PROBLEM DESCRIPTION: Answer with one number: the count of lines in the listing below that hold the word "title".
□ □ □ □
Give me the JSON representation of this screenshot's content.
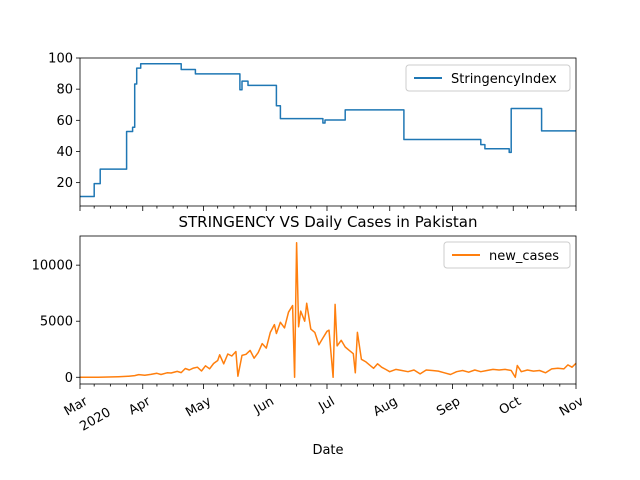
{
  "chart_data": [
    {
      "type": "line",
      "title": "",
      "xlabel": "",
      "ylabel": "",
      "x_range": [
        "2020-03-01",
        "2020-11-01"
      ],
      "ylim": [
        5,
        100
      ],
      "yticks": [
        20,
        40,
        60,
        80,
        100
      ],
      "legend": {
        "placement": "top-right",
        "entries": [
          "StringencyIndex"
        ]
      },
      "grid": false,
      "series": [
        {
          "name": "StringencyIndex",
          "color": "#1f77b4",
          "step": true,
          "points": [
            [
              "2020-03-01",
              11.1
            ],
            [
              "2020-03-08",
              19.4
            ],
            [
              "2020-03-11",
              28.7
            ],
            [
              "2020-03-24",
              52.8
            ],
            [
              "2020-03-27",
              55.6
            ],
            [
              "2020-03-28",
              83.3
            ],
            [
              "2020-03-29",
              93.5
            ],
            [
              "2020-03-31",
              96.3
            ],
            [
              "2020-04-20",
              92.6
            ],
            [
              "2020-04-27",
              89.8
            ],
            [
              "2020-05-19",
              79.6
            ],
            [
              "2020-05-20",
              85.2
            ],
            [
              "2020-05-23",
              82.4
            ],
            [
              "2020-06-06",
              69.4
            ],
            [
              "2020-06-08",
              61.1
            ],
            [
              "2020-06-29",
              58.3
            ],
            [
              "2020-06-30",
              60.2
            ],
            [
              "2020-07-10",
              66.7
            ],
            [
              "2020-08-08",
              47.7
            ],
            [
              "2020-09-15",
              44.4
            ],
            [
              "2020-09-17",
              41.7
            ],
            [
              "2020-09-29",
              39.4
            ],
            [
              "2020-09-30",
              67.6
            ],
            [
              "2020-10-15",
              53.2
            ],
            [
              "2020-11-01",
              53.2
            ]
          ]
        }
      ]
    },
    {
      "type": "line",
      "title": "STRINGENCY VS Daily Cases in Pakistan",
      "xlabel": "Date",
      "ylabel": "",
      "x_range": [
        "2020-03-01",
        "2020-11-01"
      ],
      "ylim": [
        -600,
        12600
      ],
      "yticks": [
        0,
        5000,
        10000
      ],
      "xticks": [
        {
          "date": "2020-03-01",
          "label": "Mar",
          "sublabel": "2020"
        },
        {
          "date": "2020-04-01",
          "label": "Apr"
        },
        {
          "date": "2020-05-01",
          "label": "May"
        },
        {
          "date": "2020-06-01",
          "label": "Jun"
        },
        {
          "date": "2020-07-01",
          "label": "Jul"
        },
        {
          "date": "2020-08-01",
          "label": "Aug"
        },
        {
          "date": "2020-09-01",
          "label": "Sep"
        },
        {
          "date": "2020-10-01",
          "label": "Oct"
        },
        {
          "date": "2020-11-01",
          "label": "Nov"
        }
      ],
      "legend": {
        "placement": "top-right",
        "entries": [
          "new_cases"
        ]
      },
      "grid": false,
      "series": [
        {
          "name": "new_cases",
          "color": "#ff7f0e",
          "points": [
            [
              "2020-03-01",
              0
            ],
            [
              "2020-03-10",
              2
            ],
            [
              "2020-03-15",
              20
            ],
            [
              "2020-03-20",
              50
            ],
            [
              "2020-03-25",
              100
            ],
            [
              "2020-03-28",
              150
            ],
            [
              "2020-03-30",
              240
            ],
            [
              "2020-04-02",
              180
            ],
            [
              "2020-04-05",
              260
            ],
            [
              "2020-04-08",
              350
            ],
            [
              "2020-04-10",
              250
            ],
            [
              "2020-04-13",
              400
            ],
            [
              "2020-04-15",
              380
            ],
            [
              "2020-04-18",
              520
            ],
            [
              "2020-04-20",
              420
            ],
            [
              "2020-04-22",
              780
            ],
            [
              "2020-04-24",
              650
            ],
            [
              "2020-04-26",
              820
            ],
            [
              "2020-04-28",
              900
            ],
            [
              "2020-04-30",
              560
            ],
            [
              "2020-05-02",
              1020
            ],
            [
              "2020-05-04",
              760
            ],
            [
              "2020-05-06",
              1230
            ],
            [
              "2020-05-08",
              1500
            ],
            [
              "2020-05-09",
              2000
            ],
            [
              "2020-05-11",
              1200
            ],
            [
              "2020-05-13",
              2080
            ],
            [
              "2020-05-15",
              1900
            ],
            [
              "2020-05-17",
              2300
            ],
            [
              "2020-05-18",
              100
            ],
            [
              "2020-05-20",
              1950
            ],
            [
              "2020-05-22",
              2050
            ],
            [
              "2020-05-24",
              2400
            ],
            [
              "2020-05-26",
              1700
            ],
            [
              "2020-05-28",
              2200
            ],
            [
              "2020-05-30",
              3000
            ],
            [
              "2020-06-01",
              2600
            ],
            [
              "2020-06-03",
              4000
            ],
            [
              "2020-06-05",
              4700
            ],
            [
              "2020-06-06",
              3900
            ],
            [
              "2020-06-08",
              4900
            ],
            [
              "2020-06-10",
              4400
            ],
            [
              "2020-06-12",
              5800
            ],
            [
              "2020-06-14",
              6400
            ],
            [
              "2020-06-15",
              0
            ],
            [
              "2020-06-16",
              12000
            ],
            [
              "2020-06-17",
              4500
            ],
            [
              "2020-06-18",
              5900
            ],
            [
              "2020-06-20",
              5000
            ],
            [
              "2020-06-21",
              6600
            ],
            [
              "2020-06-23",
              4300
            ],
            [
              "2020-06-25",
              4000
            ],
            [
              "2020-06-27",
              2900
            ],
            [
              "2020-06-29",
              3500
            ],
            [
              "2020-07-01",
              4100
            ],
            [
              "2020-07-02",
              4200
            ],
            [
              "2020-07-04",
              0
            ],
            [
              "2020-07-05",
              6500
            ],
            [
              "2020-07-06",
              2800
            ],
            [
              "2020-07-08",
              3300
            ],
            [
              "2020-07-10",
              2700
            ],
            [
              "2020-07-12",
              2400
            ],
            [
              "2020-07-14",
              2100
            ],
            [
              "2020-07-15",
              400
            ],
            [
              "2020-07-16",
              4000
            ],
            [
              "2020-07-18",
              1600
            ],
            [
              "2020-07-20",
              1400
            ],
            [
              "2020-07-22",
              1100
            ],
            [
              "2020-07-24",
              800
            ],
            [
              "2020-07-26",
              1200
            ],
            [
              "2020-07-28",
              900
            ],
            [
              "2020-07-30",
              700
            ],
            [
              "2020-08-01",
              500
            ],
            [
              "2020-08-04",
              700
            ],
            [
              "2020-08-07",
              600
            ],
            [
              "2020-08-10",
              500
            ],
            [
              "2020-08-13",
              650
            ],
            [
              "2020-08-16",
              300
            ],
            [
              "2020-08-19",
              650
            ],
            [
              "2020-08-22",
              600
            ],
            [
              "2020-08-25",
              550
            ],
            [
              "2020-08-28",
              400
            ],
            [
              "2020-08-31",
              250
            ],
            [
              "2020-09-03",
              500
            ],
            [
              "2020-09-06",
              600
            ],
            [
              "2020-09-09",
              450
            ],
            [
              "2020-09-12",
              650
            ],
            [
              "2020-09-15",
              500
            ],
            [
              "2020-09-18",
              600
            ],
            [
              "2020-09-21",
              700
            ],
            [
              "2020-09-24",
              650
            ],
            [
              "2020-09-27",
              700
            ],
            [
              "2020-09-30",
              600
            ],
            [
              "2020-10-02",
              0
            ],
            [
              "2020-10-03",
              1050
            ],
            [
              "2020-10-05",
              500
            ],
            [
              "2020-10-08",
              650
            ],
            [
              "2020-10-11",
              550
            ],
            [
              "2020-10-14",
              600
            ],
            [
              "2020-10-17",
              400
            ],
            [
              "2020-10-20",
              750
            ],
            [
              "2020-10-23",
              800
            ],
            [
              "2020-10-26",
              750
            ],
            [
              "2020-10-28",
              1100
            ],
            [
              "2020-10-30",
              900
            ],
            [
              "2020-11-01",
              1250
            ]
          ]
        }
      ]
    }
  ]
}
□ □ □ □
RESULT: 2